### Requirements
Your answer should be a single number: the count of lines that include "Sicherheitsfunktion".

### Available data
## start

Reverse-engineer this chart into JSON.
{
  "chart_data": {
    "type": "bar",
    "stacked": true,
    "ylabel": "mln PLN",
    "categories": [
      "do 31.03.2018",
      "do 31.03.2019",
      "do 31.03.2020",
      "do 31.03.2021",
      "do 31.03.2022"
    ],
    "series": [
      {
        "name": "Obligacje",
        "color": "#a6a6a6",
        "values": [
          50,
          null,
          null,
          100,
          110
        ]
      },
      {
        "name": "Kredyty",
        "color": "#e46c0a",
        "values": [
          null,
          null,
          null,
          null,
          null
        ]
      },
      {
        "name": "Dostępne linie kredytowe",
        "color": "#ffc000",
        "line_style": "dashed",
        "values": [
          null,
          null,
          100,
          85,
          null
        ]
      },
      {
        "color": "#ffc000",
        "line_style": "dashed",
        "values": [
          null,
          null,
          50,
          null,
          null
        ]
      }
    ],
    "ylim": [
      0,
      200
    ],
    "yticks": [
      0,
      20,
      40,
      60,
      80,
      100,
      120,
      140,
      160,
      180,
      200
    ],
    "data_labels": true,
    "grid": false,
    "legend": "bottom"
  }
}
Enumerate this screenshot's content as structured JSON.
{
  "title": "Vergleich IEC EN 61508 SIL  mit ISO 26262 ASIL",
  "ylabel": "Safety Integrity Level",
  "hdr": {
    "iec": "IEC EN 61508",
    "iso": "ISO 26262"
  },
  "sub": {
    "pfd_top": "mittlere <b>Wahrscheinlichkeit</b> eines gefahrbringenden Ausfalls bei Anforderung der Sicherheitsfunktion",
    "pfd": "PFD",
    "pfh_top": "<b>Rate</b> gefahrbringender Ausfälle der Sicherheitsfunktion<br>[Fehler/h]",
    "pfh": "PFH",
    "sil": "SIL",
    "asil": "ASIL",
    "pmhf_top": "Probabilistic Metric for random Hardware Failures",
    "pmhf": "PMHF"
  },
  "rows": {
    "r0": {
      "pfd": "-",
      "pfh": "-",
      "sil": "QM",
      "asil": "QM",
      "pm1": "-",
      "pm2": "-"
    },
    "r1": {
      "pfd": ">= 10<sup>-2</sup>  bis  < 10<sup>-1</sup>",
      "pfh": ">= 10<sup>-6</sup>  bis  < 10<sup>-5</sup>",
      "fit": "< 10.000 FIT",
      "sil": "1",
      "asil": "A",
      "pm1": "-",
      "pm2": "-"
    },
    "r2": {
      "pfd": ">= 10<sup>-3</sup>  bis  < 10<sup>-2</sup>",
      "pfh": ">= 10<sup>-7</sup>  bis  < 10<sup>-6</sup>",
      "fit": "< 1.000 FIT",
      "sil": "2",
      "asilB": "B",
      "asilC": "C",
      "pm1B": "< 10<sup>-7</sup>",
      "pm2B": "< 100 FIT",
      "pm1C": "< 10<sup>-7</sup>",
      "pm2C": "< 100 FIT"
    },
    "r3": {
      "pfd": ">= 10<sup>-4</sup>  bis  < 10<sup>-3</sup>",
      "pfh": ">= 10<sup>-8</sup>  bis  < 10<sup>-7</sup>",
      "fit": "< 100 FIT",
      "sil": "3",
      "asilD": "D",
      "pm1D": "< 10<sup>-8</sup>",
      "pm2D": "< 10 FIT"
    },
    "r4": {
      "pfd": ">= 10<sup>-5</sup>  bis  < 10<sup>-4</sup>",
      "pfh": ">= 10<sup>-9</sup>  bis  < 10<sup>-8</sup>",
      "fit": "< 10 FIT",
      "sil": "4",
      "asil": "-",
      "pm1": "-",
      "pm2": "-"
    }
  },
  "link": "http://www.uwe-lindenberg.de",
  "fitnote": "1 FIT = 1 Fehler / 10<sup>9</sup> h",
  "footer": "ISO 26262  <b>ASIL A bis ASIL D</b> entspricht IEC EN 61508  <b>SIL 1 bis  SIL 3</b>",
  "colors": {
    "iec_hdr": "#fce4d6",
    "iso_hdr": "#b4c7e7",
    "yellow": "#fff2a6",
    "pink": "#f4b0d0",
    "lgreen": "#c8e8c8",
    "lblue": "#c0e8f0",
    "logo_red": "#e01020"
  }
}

## end

### Written reply
2